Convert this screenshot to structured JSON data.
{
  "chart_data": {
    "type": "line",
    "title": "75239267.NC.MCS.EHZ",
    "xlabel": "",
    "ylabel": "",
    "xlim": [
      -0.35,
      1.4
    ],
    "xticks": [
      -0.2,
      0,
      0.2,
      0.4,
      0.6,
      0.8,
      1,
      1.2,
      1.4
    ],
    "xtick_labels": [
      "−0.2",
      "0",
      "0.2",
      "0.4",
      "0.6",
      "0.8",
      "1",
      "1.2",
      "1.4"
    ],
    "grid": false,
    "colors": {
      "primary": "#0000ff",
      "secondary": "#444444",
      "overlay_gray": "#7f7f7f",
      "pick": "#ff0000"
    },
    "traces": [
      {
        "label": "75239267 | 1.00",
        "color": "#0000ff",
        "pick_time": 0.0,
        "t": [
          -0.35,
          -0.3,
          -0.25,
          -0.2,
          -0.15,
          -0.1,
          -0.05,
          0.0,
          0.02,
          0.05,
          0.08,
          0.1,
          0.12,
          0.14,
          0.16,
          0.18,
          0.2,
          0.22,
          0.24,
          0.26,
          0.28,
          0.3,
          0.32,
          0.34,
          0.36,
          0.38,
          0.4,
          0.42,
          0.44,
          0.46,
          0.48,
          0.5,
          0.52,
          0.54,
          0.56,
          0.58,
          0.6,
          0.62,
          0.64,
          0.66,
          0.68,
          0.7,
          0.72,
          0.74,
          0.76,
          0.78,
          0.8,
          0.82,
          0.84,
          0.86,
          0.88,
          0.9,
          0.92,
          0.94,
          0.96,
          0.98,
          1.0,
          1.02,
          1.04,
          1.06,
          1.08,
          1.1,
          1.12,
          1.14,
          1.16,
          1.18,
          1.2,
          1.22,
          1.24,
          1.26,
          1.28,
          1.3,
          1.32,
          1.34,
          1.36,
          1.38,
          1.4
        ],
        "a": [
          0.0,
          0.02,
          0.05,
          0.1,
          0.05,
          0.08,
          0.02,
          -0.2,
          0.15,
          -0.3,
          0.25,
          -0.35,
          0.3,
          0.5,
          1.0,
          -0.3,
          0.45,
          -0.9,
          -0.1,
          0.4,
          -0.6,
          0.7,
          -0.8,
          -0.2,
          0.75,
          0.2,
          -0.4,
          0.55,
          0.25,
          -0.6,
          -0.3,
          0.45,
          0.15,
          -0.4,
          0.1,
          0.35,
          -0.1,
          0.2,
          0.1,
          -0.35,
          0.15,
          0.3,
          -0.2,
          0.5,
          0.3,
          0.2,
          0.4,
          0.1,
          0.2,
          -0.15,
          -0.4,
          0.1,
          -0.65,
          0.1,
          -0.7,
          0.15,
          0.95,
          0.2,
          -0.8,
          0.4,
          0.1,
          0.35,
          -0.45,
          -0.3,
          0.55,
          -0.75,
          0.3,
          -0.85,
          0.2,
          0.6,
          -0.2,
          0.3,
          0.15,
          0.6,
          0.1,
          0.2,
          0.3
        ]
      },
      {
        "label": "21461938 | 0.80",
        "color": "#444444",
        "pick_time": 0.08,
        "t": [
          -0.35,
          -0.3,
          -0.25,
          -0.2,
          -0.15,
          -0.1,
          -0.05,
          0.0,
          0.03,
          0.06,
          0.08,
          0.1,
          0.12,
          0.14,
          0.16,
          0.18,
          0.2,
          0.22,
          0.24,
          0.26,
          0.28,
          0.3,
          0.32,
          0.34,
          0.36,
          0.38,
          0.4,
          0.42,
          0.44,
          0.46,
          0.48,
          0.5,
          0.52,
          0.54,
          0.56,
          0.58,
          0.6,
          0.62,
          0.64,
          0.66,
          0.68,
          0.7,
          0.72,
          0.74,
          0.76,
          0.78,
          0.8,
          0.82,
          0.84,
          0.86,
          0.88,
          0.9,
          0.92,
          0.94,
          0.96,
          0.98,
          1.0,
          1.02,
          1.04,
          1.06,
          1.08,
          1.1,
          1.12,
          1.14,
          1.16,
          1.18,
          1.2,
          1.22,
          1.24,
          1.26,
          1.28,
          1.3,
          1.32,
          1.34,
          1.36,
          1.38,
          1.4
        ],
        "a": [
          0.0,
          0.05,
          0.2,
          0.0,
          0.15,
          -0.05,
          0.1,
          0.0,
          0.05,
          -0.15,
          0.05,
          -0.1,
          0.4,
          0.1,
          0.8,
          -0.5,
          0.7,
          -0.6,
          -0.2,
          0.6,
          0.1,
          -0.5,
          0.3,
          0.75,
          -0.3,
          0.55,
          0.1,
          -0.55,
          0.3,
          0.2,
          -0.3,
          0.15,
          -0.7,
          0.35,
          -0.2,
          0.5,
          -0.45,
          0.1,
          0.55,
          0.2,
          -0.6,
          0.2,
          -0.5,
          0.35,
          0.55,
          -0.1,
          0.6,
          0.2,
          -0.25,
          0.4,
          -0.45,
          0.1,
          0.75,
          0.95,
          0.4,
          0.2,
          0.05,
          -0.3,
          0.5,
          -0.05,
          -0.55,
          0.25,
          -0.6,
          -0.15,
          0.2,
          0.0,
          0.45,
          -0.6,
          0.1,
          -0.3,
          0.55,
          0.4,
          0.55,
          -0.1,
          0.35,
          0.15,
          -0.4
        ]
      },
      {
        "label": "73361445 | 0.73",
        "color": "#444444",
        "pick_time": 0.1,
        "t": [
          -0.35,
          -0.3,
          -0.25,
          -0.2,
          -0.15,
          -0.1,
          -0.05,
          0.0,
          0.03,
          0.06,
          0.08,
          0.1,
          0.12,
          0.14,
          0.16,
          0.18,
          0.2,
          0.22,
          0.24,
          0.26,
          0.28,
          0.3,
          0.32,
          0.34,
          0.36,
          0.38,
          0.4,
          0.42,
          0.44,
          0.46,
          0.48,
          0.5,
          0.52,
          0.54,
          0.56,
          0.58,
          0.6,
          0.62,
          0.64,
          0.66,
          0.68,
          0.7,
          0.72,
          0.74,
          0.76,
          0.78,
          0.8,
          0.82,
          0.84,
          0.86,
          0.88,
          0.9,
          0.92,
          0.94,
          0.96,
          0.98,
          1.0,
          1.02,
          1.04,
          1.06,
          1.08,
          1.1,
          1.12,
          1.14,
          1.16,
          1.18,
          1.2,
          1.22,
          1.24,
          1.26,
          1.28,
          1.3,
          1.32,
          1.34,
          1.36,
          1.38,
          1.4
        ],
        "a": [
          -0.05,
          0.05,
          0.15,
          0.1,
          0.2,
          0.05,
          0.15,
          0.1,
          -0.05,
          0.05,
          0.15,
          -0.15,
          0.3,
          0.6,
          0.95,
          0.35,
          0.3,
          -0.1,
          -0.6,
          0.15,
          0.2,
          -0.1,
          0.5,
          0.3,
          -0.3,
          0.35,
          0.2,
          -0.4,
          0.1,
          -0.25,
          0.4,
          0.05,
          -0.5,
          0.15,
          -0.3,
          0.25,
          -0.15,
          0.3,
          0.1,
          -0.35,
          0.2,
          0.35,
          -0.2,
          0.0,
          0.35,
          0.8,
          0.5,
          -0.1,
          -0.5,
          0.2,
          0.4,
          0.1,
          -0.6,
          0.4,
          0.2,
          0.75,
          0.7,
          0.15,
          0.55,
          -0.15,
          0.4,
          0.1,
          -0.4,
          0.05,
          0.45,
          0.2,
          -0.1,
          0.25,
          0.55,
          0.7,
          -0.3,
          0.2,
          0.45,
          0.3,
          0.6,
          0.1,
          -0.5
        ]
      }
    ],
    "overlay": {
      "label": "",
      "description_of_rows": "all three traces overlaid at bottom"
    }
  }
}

## Work to be completed
Copy each line of the data above without altering a single character.

## In response
Convert this screenshot to structured JSON data.
{
  "chart_data": {
    "type": "line",
    "title": "75239267.NC.MCS.EHZ",
    "xlabel": "",
    "ylabel": "",
    "xlim": [
      -0.35,
      1.4
    ],
    "xticks": [
      -0.2,
      0,
      0.2,
      0.4,
      0.6,
      0.8,
      1,
      1.2,
      1.4
    ],
    "xtick_labels": [
      "−0.2",
      "0",
      "0.2",
      "0.4",
      "0.6",
      "0.8",
      "1",
      "1.2",
      "1.4"
    ],
    "grid": false,
    "colors": {
      "primary": "#0000ff",
      "secondary": "#444444",
      "overlay_gray": "#7f7f7f",
      "pick": "#ff0000"
    },
    "traces": [
      {
        "label": "75239267 | 1.00",
        "color": "#0000ff",
        "pick_time": 0.0,
        "t": [
          -0.35,
          -0.3,
          -0.25,
          -0.2,
          -0.15,
          -0.1,
          -0.05,
          0.0,
          0.02,
          0.05,
          0.08,
          0.1,
          0.12,
          0.14,
          0.16,
          0.18,
          0.2,
          0.22,
          0.24,
          0.26,
          0.28,
          0.3,
          0.32,
          0.34,
          0.36,
          0.38,
          0.4,
          0.42,
          0.44,
          0.46,
          0.48,
          0.5,
          0.52,
          0.54,
          0.56,
          0.58,
          0.6,
          0.62,
          0.64,
          0.66,
          0.68,
          0.7,
          0.72,
          0.74,
          0.76,
          0.78,
          0.8,
          0.82,
          0.84,
          0.86,
          0.88,
          0.9,
          0.92,
          0.94,
          0.96,
          0.98,
          1.0,
          1.02,
          1.04,
          1.06,
          1.08,
          1.1,
          1.12,
          1.14,
          1.16,
          1.18,
          1.2,
          1.22,
          1.24,
          1.26,
          1.28,
          1.3,
          1.32,
          1.34,
          1.36,
          1.38,
          1.4
        ],
        "a": [
          0.0,
          0.02,
          0.05,
          0.1,
          0.05,
          0.08,
          0.02,
          -0.2,
          0.15,
          -0.3,
          0.25,
          -0.35,
          0.3,
          0.5,
          1.0,
          -0.3,
          0.45,
          -0.9,
          -0.1,
          0.4,
          -0.6,
          0.7,
          -0.8,
          -0.2,
          0.75,
          0.2,
          -0.4,
          0.55,
          0.25,
          -0.6,
          -0.3,
          0.45,
          0.15,
          -0.4,
          0.1,
          0.35,
          -0.1,
          0.2,
          0.1,
          -0.35,
          0.15,
          0.3,
          -0.2,
          0.5,
          0.3,
          0.2,
          0.4,
          0.1,
          0.2,
          -0.15,
          -0.4,
          0.1,
          -0.65,
          0.1,
          -0.7,
          0.15,
          0.95,
          0.2,
          -0.8,
          0.4,
          0.1,
          0.35,
          -0.45,
          -0.3,
          0.55,
          -0.75,
          0.3,
          -0.85,
          0.2,
          0.6,
          -0.2,
          0.3,
          0.15,
          0.6,
          0.1,
          0.2,
          0.3
        ]
      },
      {
        "label": "21461938 | 0.80",
        "color": "#444444",
        "pick_time": 0.08,
        "t": [
          -0.35,
          -0.3,
          -0.25,
          -0.2,
          -0.15,
          -0.1,
          -0.05,
          0.0,
          0.03,
          0.06,
          0.08,
          0.1,
          0.12,
          0.14,
          0.16,
          0.18,
          0.2,
          0.22,
          0.24,
          0.26,
          0.28,
          0.3,
          0.32,
          0.34,
          0.36,
          0.38,
          0.4,
          0.42,
          0.44,
          0.46,
          0.48,
          0.5,
          0.52,
          0.54,
          0.56,
          0.58,
          0.6,
          0.62,
          0.64,
          0.66,
          0.68,
          0.7,
          0.72,
          0.74,
          0.76,
          0.78,
          0.8,
          0.82,
          0.84,
          0.86,
          0.88,
          0.9,
          0.92,
          0.94,
          0.96,
          0.98,
          1.0,
          1.02,
          1.04,
          1.06,
          1.08,
          1.1,
          1.12,
          1.14,
          1.16,
          1.18,
          1.2,
          1.22,
          1.24,
          1.26,
          1.28,
          1.3,
          1.32,
          1.34,
          1.36,
          1.38,
          1.4
        ],
        "a": [
          0.0,
          0.05,
          0.2,
          0.0,
          0.15,
          -0.05,
          0.1,
          0.0,
          0.05,
          -0.15,
          0.05,
          -0.1,
          0.4,
          0.1,
          0.8,
          -0.5,
          0.7,
          -0.6,
          -0.2,
          0.6,
          0.1,
          -0.5,
          0.3,
          0.75,
          -0.3,
          0.55,
          0.1,
          -0.55,
          0.3,
          0.2,
          -0.3,
          0.15,
          -0.7,
          0.35,
          -0.2,
          0.5,
          -0.45,
          0.1,
          0.55,
          0.2,
          -0.6,
          0.2,
          -0.5,
          0.35,
          0.55,
          -0.1,
          0.6,
          0.2,
          -0.25,
          0.4,
          -0.45,
          0.1,
          0.75,
          0.95,
          0.4,
          0.2,
          0.05,
          -0.3,
          0.5,
          -0.05,
          -0.55,
          0.25,
          -0.6,
          -0.15,
          0.2,
          0.0,
          0.45,
          -0.6,
          0.1,
          -0.3,
          0.55,
          0.4,
          0.55,
          -0.1,
          0.35,
          0.15,
          -0.4
        ]
      },
      {
        "label": "73361445 | 0.73",
        "color": "#444444",
        "pick_time": 0.1,
        "t": [
          -0.35,
          -0.3,
          -0.25,
          -0.2,
          -0.15,
          -0.1,
          -0.05,
          0.0,
          0.03,
          0.06,
          0.08,
          0.1,
          0.12,
          0.14,
          0.16,
          0.18,
          0.2,
          0.22,
          0.24,
          0.26,
          0.28,
          0.3,
          0.32,
          0.34,
          0.36,
          0.38,
          0.4,
          0.42,
          0.44,
          0.46,
          0.48,
          0.5,
          0.52,
          0.54,
          0.56,
          0.58,
          0.6,
          0.62,
          0.64,
          0.66,
          0.68,
          0.7,
          0.72,
          0.74,
          0.76,
          0.78,
          0.8,
          0.82,
          0.84,
          0.86,
          0.88,
          0.9,
          0.92,
          0.94,
          0.96,
          0.98,
          1.0,
          1.02,
          1.04,
          1.06,
          1.08,
          1.1,
          1.12,
          1.14,
          1.16,
          1.18,
          1.2,
          1.22,
          1.24,
          1.26,
          1.28,
          1.3,
          1.32,
          1.34,
          1.36,
          1.38,
          1.4
        ],
        "a": [
          -0.05,
          0.05,
          0.15,
          0.1,
          0.2,
          0.05,
          0.15,
          0.1,
          -0.05,
          0.05,
          0.15,
          -0.15,
          0.3,
          0.6,
          0.95,
          0.35,
          0.3,
          -0.1,
          -0.6,
          0.15,
          0.2,
          -0.1,
          0.5,
          0.3,
          -0.3,
          0.35,
          0.2,
          -0.4,
          0.1,
          -0.25,
          0.4,
          0.05,
          -0.5,
          0.15,
          -0.3,
          0.25,
          -0.15,
          0.3,
          0.1,
          -0.35,
          0.2,
          0.35,
          -0.2,
          0.0,
          0.35,
          0.8,
          0.5,
          -0.1,
          -0.5,
          0.2,
          0.4,
          0.1,
          -0.6,
          0.4,
          0.2,
          0.75,
          0.7,
          0.15,
          0.55,
          -0.15,
          0.4,
          0.1,
          -0.4,
          0.05,
          0.45,
          0.2,
          -0.1,
          0.25,
          0.55,
          0.7,
          -0.3,
          0.2,
          0.45,
          0.3,
          0.6,
          0.1,
          -0.5
        ]
      }
    ],
    "overlay": {
      "label": "",
      "description_of_rows": "all three traces overlaid at bottom"
    }
  }
}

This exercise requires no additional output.